» **Dataset content**:
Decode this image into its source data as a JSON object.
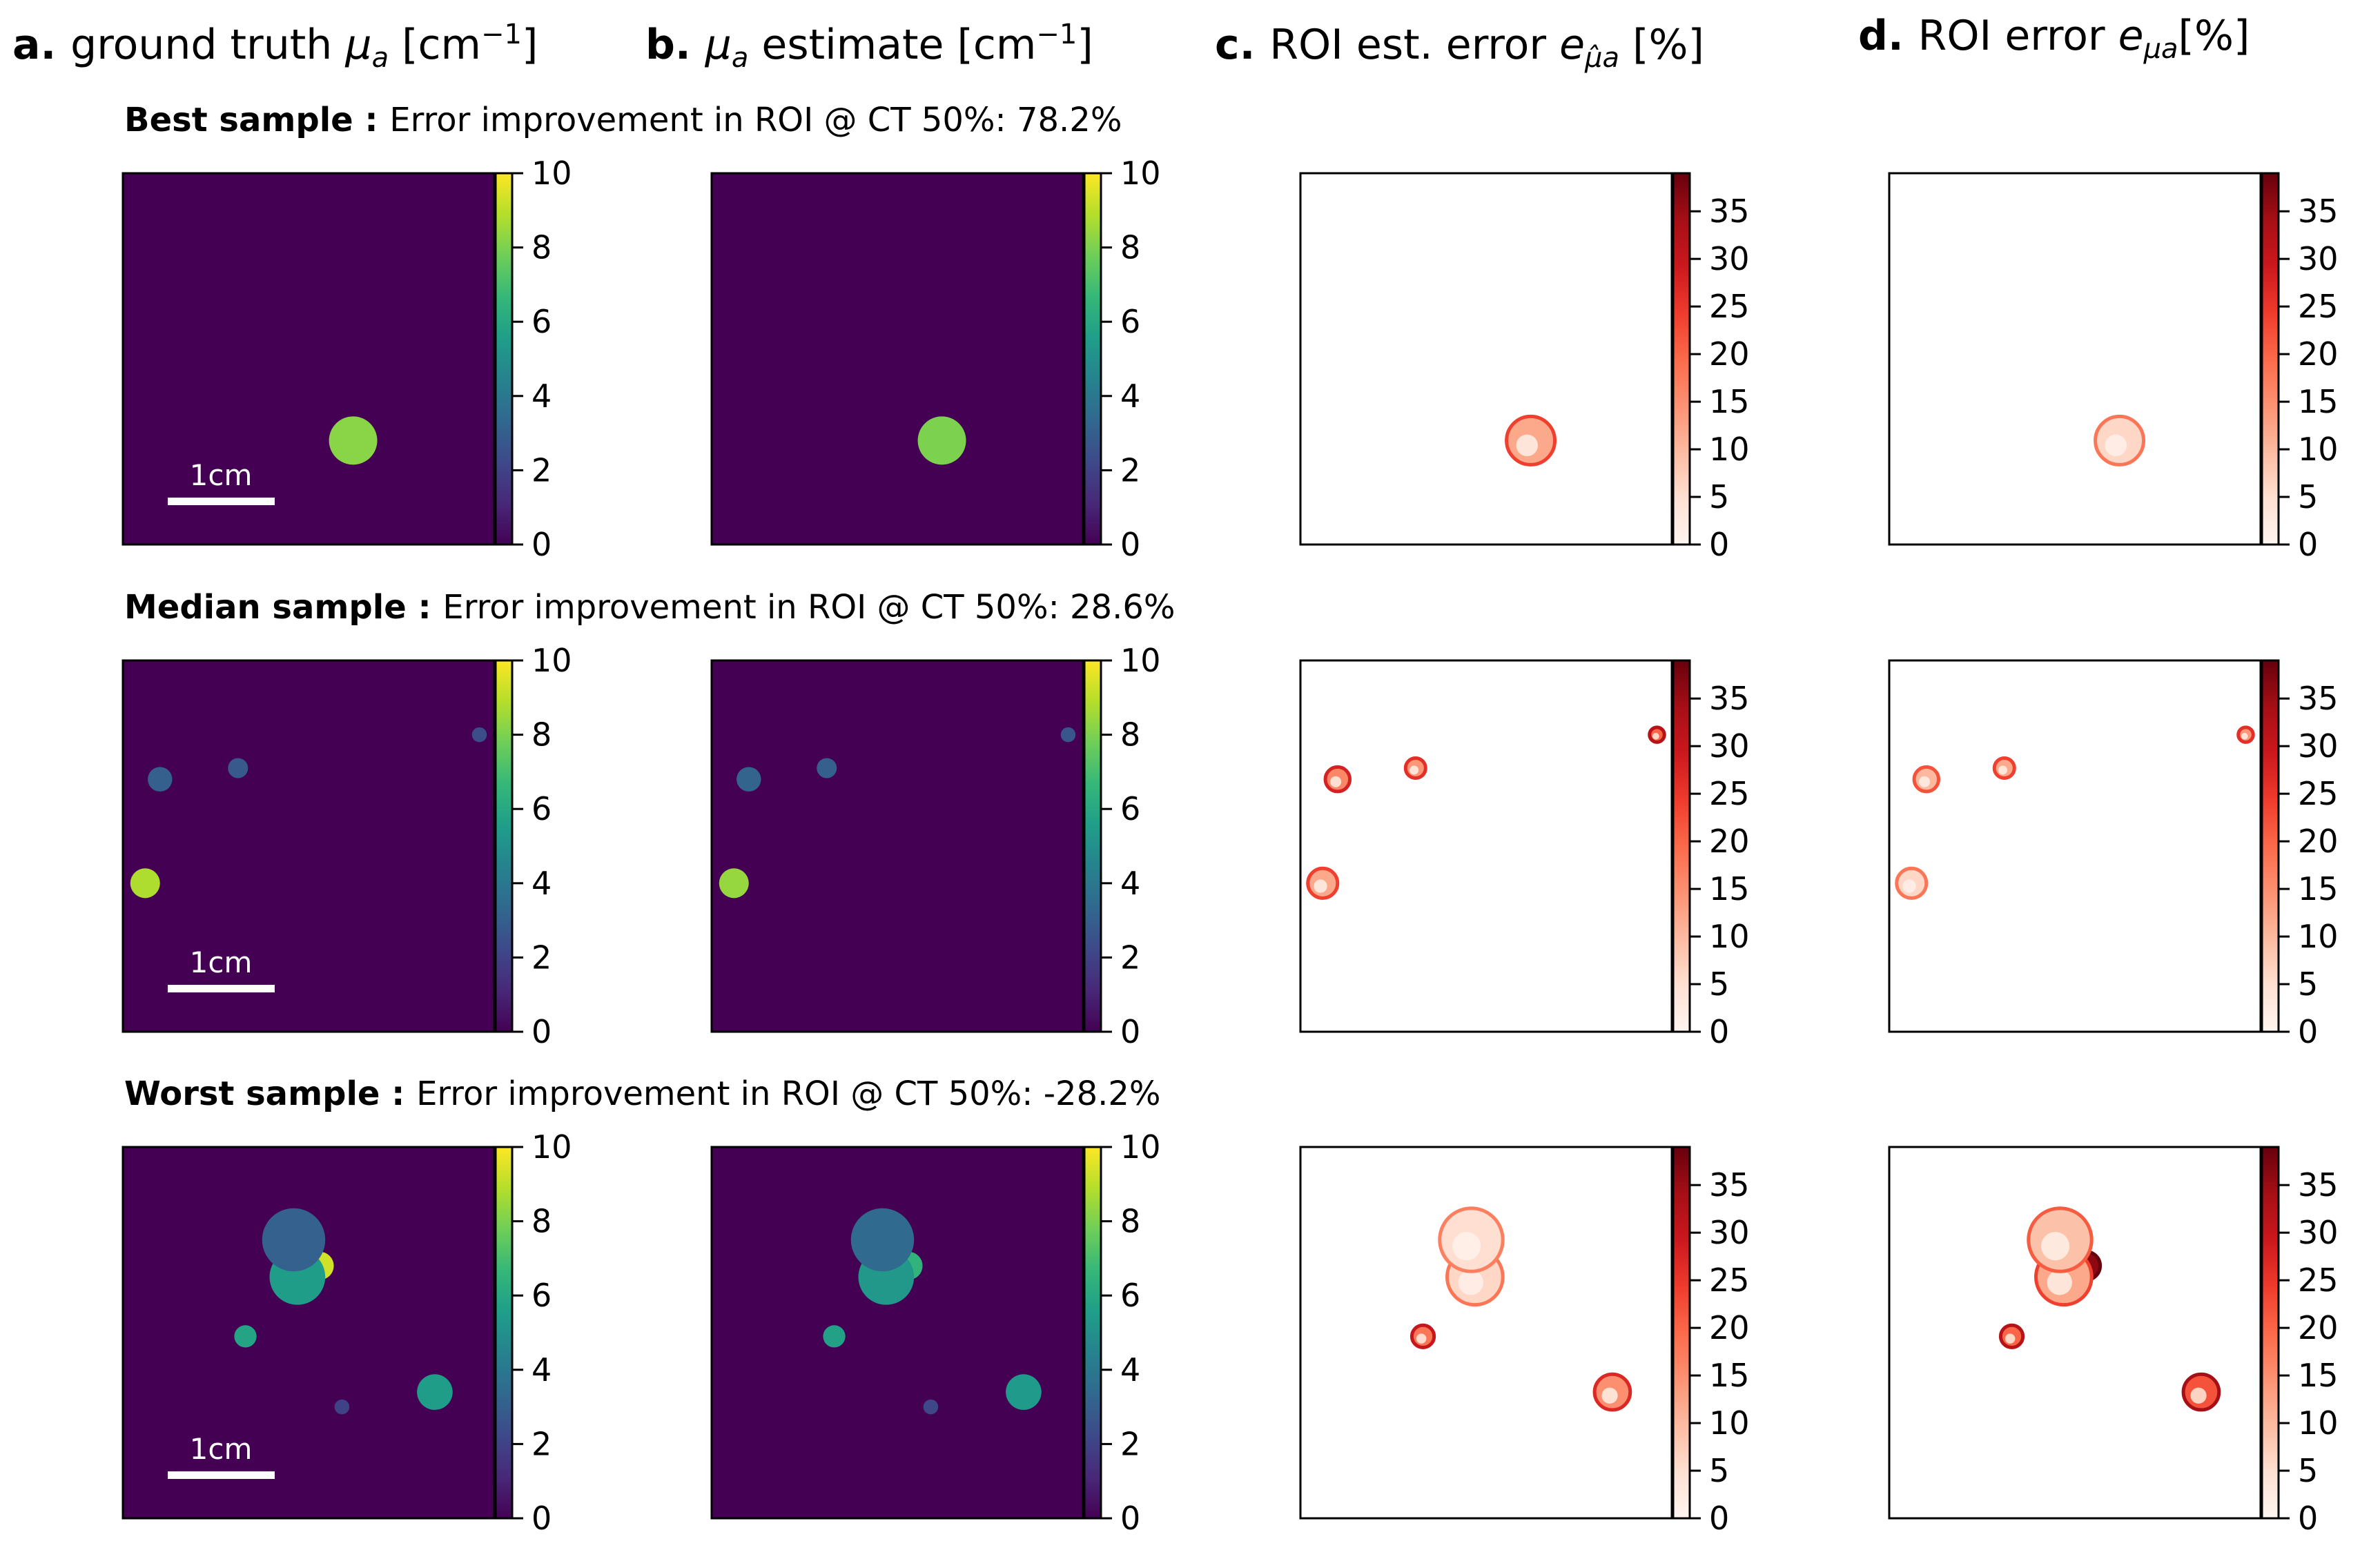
{
  "columns": [
    {
      "letter": "a.",
      "text": "ground truth ",
      "sym": "μ",
      "sub": "a",
      "tail": " [cm",
      "sup": "−1",
      "end": "]"
    },
    {
      "letter": "b.",
      "text": "",
      "sym": "μ",
      "sub": "a",
      "tail": " estimate [cm",
      "sup": "−1",
      "end": "]"
    },
    {
      "letter": "c.",
      "text": "ROI est. error ",
      "sym": "e",
      "sub": "μ̂a",
      "tail": " [%]",
      "sup": "",
      "end": ""
    },
    {
      "letter": "d.",
      "text": "ROI error ",
      "sym": "e",
      "sub": "μa",
      "tail": "[%]",
      "sup": "",
      "end": ""
    }
  ],
  "rows": [
    {
      "label": "Best sample :",
      "caption": "Error improvement in ROI @ CT 50%: 78.2%"
    },
    {
      "label": "Median sample :",
      "caption": "Error improvement in ROI @ CT 50%: 28.6%"
    },
    {
      "label": "Worst sample :",
      "caption": "Error improvement in ROI @ CT 50%: -28.2%"
    }
  ],
  "scale_bar_label": "1cm",
  "colors": {
    "background": "#440154",
    "viridis": [
      "#440154",
      "#482878",
      "#3e4989",
      "#31688e",
      "#26828e",
      "#1f9e89",
      "#35b779",
      "#6ece58",
      "#b5de2b",
      "#fde725"
    ],
    "reds": [
      "#fff5f0",
      "#fee0d2",
      "#fcbba1",
      "#fc9272",
      "#fb6a4a",
      "#ef3b2c",
      "#cb181d",
      "#a50f15",
      "#67000d"
    ]
  },
  "chart_data": [
    {
      "type": "heatmap",
      "panel": "a",
      "colormap": "viridis",
      "colorbar_ticks": [
        "0",
        "2",
        "4",
        "6",
        "8",
        "10"
      ],
      "zlim": [
        0,
        10
      ],
      "samples": [
        {
          "row": "Best",
          "inclusions": [
            {
              "x": 0.62,
              "y": 0.72,
              "r": 0.065,
              "value": 8.2
            }
          ]
        },
        {
          "row": "Median",
          "inclusions": [
            {
              "x": 0.1,
              "y": 0.32,
              "r": 0.033,
              "value": 3.0
            },
            {
              "x": 0.31,
              "y": 0.29,
              "r": 0.027,
              "value": 2.8
            },
            {
              "x": 0.96,
              "y": 0.2,
              "r": 0.02,
              "value": 2.4
            },
            {
              "x": 0.06,
              "y": 0.6,
              "r": 0.04,
              "value": 8.8
            }
          ]
        },
        {
          "row": "Worst",
          "inclusions": [
            {
              "x": 0.53,
              "y": 0.32,
              "r": 0.038,
              "value": 9.3
            },
            {
              "x": 0.47,
              "y": 0.35,
              "r": 0.075,
              "value": 5.5
            },
            {
              "x": 0.46,
              "y": 0.25,
              "r": 0.085,
              "value": 3.1
            },
            {
              "x": 0.33,
              "y": 0.51,
              "r": 0.03,
              "value": 5.8
            },
            {
              "x": 0.59,
              "y": 0.7,
              "r": 0.02,
              "value": 2.0
            },
            {
              "x": 0.84,
              "y": 0.66,
              "r": 0.048,
              "value": 5.5
            }
          ]
        }
      ]
    },
    {
      "type": "heatmap",
      "panel": "b",
      "colormap": "viridis",
      "colorbar_ticks": [
        "0",
        "2",
        "4",
        "6",
        "8",
        "10"
      ],
      "zlim": [
        0,
        10
      ],
      "samples": [
        {
          "row": "Best",
          "inclusions": [
            {
              "x": 0.62,
              "y": 0.72,
              "r": 0.065,
              "value": 8.0
            }
          ]
        },
        {
          "row": "Median",
          "inclusions": [
            {
              "x": 0.1,
              "y": 0.32,
              "r": 0.033,
              "value": 3.2
            },
            {
              "x": 0.31,
              "y": 0.29,
              "r": 0.027,
              "value": 3.0
            },
            {
              "x": 0.96,
              "y": 0.2,
              "r": 0.02,
              "value": 2.7
            },
            {
              "x": 0.06,
              "y": 0.6,
              "r": 0.04,
              "value": 8.4
            }
          ]
        },
        {
          "row": "Worst",
          "inclusions": [
            {
              "x": 0.53,
              "y": 0.32,
              "r": 0.038,
              "value": 6.5
            },
            {
              "x": 0.47,
              "y": 0.35,
              "r": 0.075,
              "value": 5.3
            },
            {
              "x": 0.46,
              "y": 0.25,
              "r": 0.085,
              "value": 3.4
            },
            {
              "x": 0.33,
              "y": 0.51,
              "r": 0.03,
              "value": 5.7
            },
            {
              "x": 0.59,
              "y": 0.7,
              "r": 0.02,
              "value": 2.2
            },
            {
              "x": 0.84,
              "y": 0.66,
              "r": 0.048,
              "value": 5.4
            }
          ]
        }
      ]
    },
    {
      "type": "heatmap",
      "panel": "c",
      "colormap": "reds",
      "colorbar_ticks": [
        "0",
        "5",
        "10",
        "15",
        "20",
        "25",
        "30",
        "35"
      ],
      "zlim": [
        0,
        39
      ],
      "samples": [
        {
          "row": "Best",
          "regions": [
            {
              "x": 0.62,
              "y": 0.72,
              "r": 0.065,
              "value": 12
            }
          ]
        },
        {
          "row": "Median",
          "regions": [
            {
              "x": 0.1,
              "y": 0.32,
              "r": 0.033,
              "value": 16
            },
            {
              "x": 0.31,
              "y": 0.29,
              "r": 0.027,
              "value": 14
            },
            {
              "x": 0.96,
              "y": 0.2,
              "r": 0.02,
              "value": 20
            },
            {
              "x": 0.06,
              "y": 0.6,
              "r": 0.04,
              "value": 12
            }
          ]
        },
        {
          "row": "Worst",
          "regions": [
            {
              "x": 0.47,
              "y": 0.35,
              "r": 0.075,
              "value": 6
            },
            {
              "x": 0.46,
              "y": 0.25,
              "r": 0.085,
              "value": 5
            },
            {
              "x": 0.33,
              "y": 0.51,
              "r": 0.03,
              "value": 18
            },
            {
              "x": 0.84,
              "y": 0.66,
              "r": 0.048,
              "value": 15
            }
          ]
        }
      ]
    },
    {
      "type": "heatmap",
      "panel": "d",
      "colormap": "reds",
      "colorbar_ticks": [
        "0",
        "5",
        "10",
        "15",
        "20",
        "25",
        "30",
        "35"
      ],
      "zlim": [
        0,
        39
      ],
      "samples": [
        {
          "row": "Best",
          "regions": [
            {
              "x": 0.62,
              "y": 0.72,
              "r": 0.065,
              "value": 6
            }
          ]
        },
        {
          "row": "Median",
          "regions": [
            {
              "x": 0.1,
              "y": 0.32,
              "r": 0.033,
              "value": 10
            },
            {
              "x": 0.31,
              "y": 0.29,
              "r": 0.027,
              "value": 12
            },
            {
              "x": 0.96,
              "y": 0.2,
              "r": 0.02,
              "value": 14
            },
            {
              "x": 0.06,
              "y": 0.6,
              "r": 0.04,
              "value": 6
            }
          ]
        },
        {
          "row": "Worst",
          "regions": [
            {
              "x": 0.53,
              "y": 0.32,
              "r": 0.038,
              "value": 36
            },
            {
              "x": 0.47,
              "y": 0.35,
              "r": 0.075,
              "value": 12
            },
            {
              "x": 0.46,
              "y": 0.25,
              "r": 0.085,
              "value": 9
            },
            {
              "x": 0.33,
              "y": 0.51,
              "r": 0.03,
              "value": 20
            },
            {
              "x": 0.84,
              "y": 0.66,
              "r": 0.048,
              "value": 22
            }
          ]
        }
      ]
    }
  ]
}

» **Written task**: Omit every picture, then repeat the remaining data exactly as it appears above.

» **Complete response**:
Decode this image into its source data as a JSON object.
{
  "columns": [
    {
      "letter": "a.",
      "text": "ground truth ",
      "sym": "μ",
      "sub": "a",
      "tail": " [cm",
      "sup": "−1",
      "end": "]"
    },
    {
      "letter": "b.",
      "text": "",
      "sym": "μ",
      "sub": "a",
      "tail": " estimate [cm",
      "sup": "−1",
      "end": "]"
    },
    {
      "letter": "c.",
      "text": "ROI est. error ",
      "sym": "e",
      "sub": "μ̂a",
      "tail": " [%]",
      "sup": "",
      "end": ""
    },
    {
      "letter": "d.",
      "text": "ROI error ",
      "sym": "e",
      "sub": "μa",
      "tail": "[%]",
      "sup": "",
      "end": ""
    }
  ],
  "rows": [
    {
      "label": "Best sample :",
      "caption": "Error improvement in ROI @ CT 50%: 78.2%"
    },
    {
      "label": "Median sample :",
      "caption": "Error improvement in ROI @ CT 50%: 28.6%"
    },
    {
      "label": "Worst sample :",
      "caption": "Error improvement in ROI @ CT 50%: -28.2%"
    }
  ],
  "scale_bar_label": "1cm",
  "colors": {
    "background": "#440154",
    "viridis": [
      "#440154",
      "#482878",
      "#3e4989",
      "#31688e",
      "#26828e",
      "#1f9e89",
      "#35b779",
      "#6ece58",
      "#b5de2b",
      "#fde725"
    ],
    "reds": [
      "#fff5f0",
      "#fee0d2",
      "#fcbba1",
      "#fc9272",
      "#fb6a4a",
      "#ef3b2c",
      "#cb181d",
      "#a50f15",
      "#67000d"
    ]
  },
  "chart_data": [
    {
      "type": "heatmap",
      "panel": "a",
      "colormap": "viridis",
      "colorbar_ticks": [
        "0",
        "2",
        "4",
        "6",
        "8",
        "10"
      ],
      "zlim": [
        0,
        10
      ],
      "samples": [
        {
          "row": "Best",
          "inclusions": [
            {
              "x": 0.62,
              "y": 0.72,
              "r": 0.065,
              "value": 8.2
            }
          ]
        },
        {
          "row": "Median",
          "inclusions": [
            {
              "x": 0.1,
              "y": 0.32,
              "r": 0.033,
              "value": 3.0
            },
            {
              "x": 0.31,
              "y": 0.29,
              "r": 0.027,
              "value": 2.8
            },
            {
              "x": 0.96,
              "y": 0.2,
              "r": 0.02,
              "value": 2.4
            },
            {
              "x": 0.06,
              "y": 0.6,
              "r": 0.04,
              "value": 8.8
            }
          ]
        },
        {
          "row": "Worst",
          "inclusions": [
            {
              "x": 0.53,
              "y": 0.32,
              "r": 0.038,
              "value": 9.3
            },
            {
              "x": 0.47,
              "y": 0.35,
              "r": 0.075,
              "value": 5.5
            },
            {
              "x": 0.46,
              "y": 0.25,
              "r": 0.085,
              "value": 3.1
            },
            {
              "x": 0.33,
              "y": 0.51,
              "r": 0.03,
              "value": 5.8
            },
            {
              "x": 0.59,
              "y": 0.7,
              "r": 0.02,
              "value": 2.0
            },
            {
              "x": 0.84,
              "y": 0.66,
              "r": 0.048,
              "value": 5.5
            }
          ]
        }
      ]
    },
    {
      "type": "heatmap",
      "panel": "b",
      "colormap": "viridis",
      "colorbar_ticks": [
        "0",
        "2",
        "4",
        "6",
        "8",
        "10"
      ],
      "zlim": [
        0,
        10
      ],
      "samples": [
        {
          "row": "Best",
          "inclusions": [
            {
              "x": 0.62,
              "y": 0.72,
              "r": 0.065,
              "value": 8.0
            }
          ]
        },
        {
          "row": "Median",
          "inclusions": [
            {
              "x": 0.1,
              "y": 0.32,
              "r": 0.033,
              "value": 3.2
            },
            {
              "x": 0.31,
              "y": 0.29,
              "r": 0.027,
              "value": 3.0
            },
            {
              "x": 0.96,
              "y": 0.2,
              "r": 0.02,
              "value": 2.7
            },
            {
              "x": 0.06,
              "y": 0.6,
              "r": 0.04,
              "value": 8.4
            }
          ]
        },
        {
          "row": "Worst",
          "inclusions": [
            {
              "x": 0.53,
              "y": 0.32,
              "r": 0.038,
              "value": 6.5
            },
            {
              "x": 0.47,
              "y": 0.35,
              "r": 0.075,
              "value": 5.3
            },
            {
              "x": 0.46,
              "y": 0.25,
              "r": 0.085,
              "value": 3.4
            },
            {
              "x": 0.33,
              "y": 0.51,
              "r": 0.03,
              "value": 5.7
            },
            {
              "x": 0.59,
              "y": 0.7,
              "r": 0.02,
              "value": 2.2
            },
            {
              "x": 0.84,
              "y": 0.66,
              "r": 0.048,
              "value": 5.4
            }
          ]
        }
      ]
    },
    {
      "type": "heatmap",
      "panel": "c",
      "colormap": "reds",
      "colorbar_ticks": [
        "0",
        "5",
        "10",
        "15",
        "20",
        "25",
        "30",
        "35"
      ],
      "zlim": [
        0,
        39
      ],
      "samples": [
        {
          "row": "Best",
          "regions": [
            {
              "x": 0.62,
              "y": 0.72,
              "r": 0.065,
              "value": 12
            }
          ]
        },
        {
          "row": "Median",
          "regions": [
            {
              "x": 0.1,
              "y": 0.32,
              "r": 0.033,
              "value": 16
            },
            {
              "x": 0.31,
              "y": 0.29,
              "r": 0.027,
              "value": 14
            },
            {
              "x": 0.96,
              "y": 0.2,
              "r": 0.02,
              "value": 20
            },
            {
              "x": 0.06,
              "y": 0.6,
              "r": 0.04,
              "value": 12
            }
          ]
        },
        {
          "row": "Worst",
          "regions": [
            {
              "x": 0.47,
              "y": 0.35,
              "r": 0.075,
              "value": 6
            },
            {
              "x": 0.46,
              "y": 0.25,
              "r": 0.085,
              "value": 5
            },
            {
              "x": 0.33,
              "y": 0.51,
              "r": 0.03,
              "value": 18
            },
            {
              "x": 0.84,
              "y": 0.66,
              "r": 0.048,
              "value": 15
            }
          ]
        }
      ]
    },
    {
      "type": "heatmap",
      "panel": "d",
      "colormap": "reds",
      "colorbar_ticks": [
        "0",
        "5",
        "10",
        "15",
        "20",
        "25",
        "30",
        "35"
      ],
      "zlim": [
        0,
        39
      ],
      "samples": [
        {
          "row": "Best",
          "regions": [
            {
              "x": 0.62,
              "y": 0.72,
              "r": 0.065,
              "value": 6
            }
          ]
        },
        {
          "row": "Median",
          "regions": [
            {
              "x": 0.1,
              "y": 0.32,
              "r": 0.033,
              "value": 10
            },
            {
              "x": 0.31,
              "y": 0.29,
              "r": 0.027,
              "value": 12
            },
            {
              "x": 0.96,
              "y": 0.2,
              "r": 0.02,
              "value": 14
            },
            {
              "x": 0.06,
              "y": 0.6,
              "r": 0.04,
              "value": 6
            }
          ]
        },
        {
          "row": "Worst",
          "regions": [
            {
              "x": 0.53,
              "y": 0.32,
              "r": 0.038,
              "value": 36
            },
            {
              "x": 0.47,
              "y": 0.35,
              "r": 0.075,
              "value": 12
            },
            {
              "x": 0.46,
              "y": 0.25,
              "r": 0.085,
              "value": 9
            },
            {
              "x": 0.33,
              "y": 0.51,
              "r": 0.03,
              "value": 20
            },
            {
              "x": 0.84,
              "y": 0.66,
              "r": 0.048,
              "value": 22
            }
          ]
        }
      ]
    }
  ]
}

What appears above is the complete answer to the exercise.